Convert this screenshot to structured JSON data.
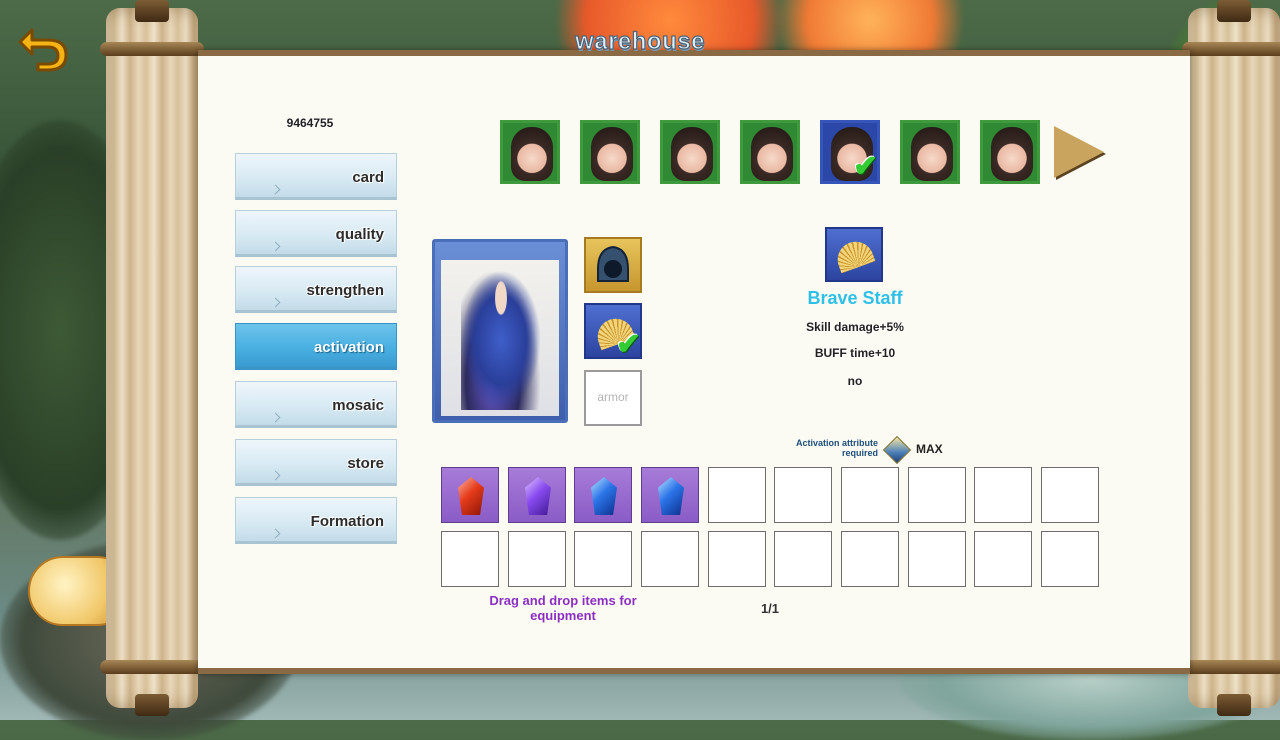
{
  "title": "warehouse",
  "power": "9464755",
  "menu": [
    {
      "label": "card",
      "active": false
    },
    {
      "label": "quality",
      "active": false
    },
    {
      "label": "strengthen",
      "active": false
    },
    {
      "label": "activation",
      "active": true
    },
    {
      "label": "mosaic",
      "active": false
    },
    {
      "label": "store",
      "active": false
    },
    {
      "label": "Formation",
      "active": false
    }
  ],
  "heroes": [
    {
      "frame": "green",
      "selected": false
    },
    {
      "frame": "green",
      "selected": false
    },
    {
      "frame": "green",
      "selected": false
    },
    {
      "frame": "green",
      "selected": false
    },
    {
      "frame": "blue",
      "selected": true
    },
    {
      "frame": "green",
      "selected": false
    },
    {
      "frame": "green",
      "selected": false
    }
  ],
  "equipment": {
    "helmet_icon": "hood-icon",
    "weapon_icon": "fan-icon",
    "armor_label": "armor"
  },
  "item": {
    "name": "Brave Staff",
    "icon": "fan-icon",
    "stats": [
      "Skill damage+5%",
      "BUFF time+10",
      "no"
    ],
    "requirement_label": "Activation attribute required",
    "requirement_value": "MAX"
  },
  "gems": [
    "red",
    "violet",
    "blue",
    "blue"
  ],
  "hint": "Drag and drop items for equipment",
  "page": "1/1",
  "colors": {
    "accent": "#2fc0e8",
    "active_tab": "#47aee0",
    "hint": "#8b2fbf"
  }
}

=-=-=

Isolate the lines above that contain the word "hint" and copy them.

Response to this exercise:
  "hint": "Drag and drop items for equipment",
    "hint": "#8b2fbf"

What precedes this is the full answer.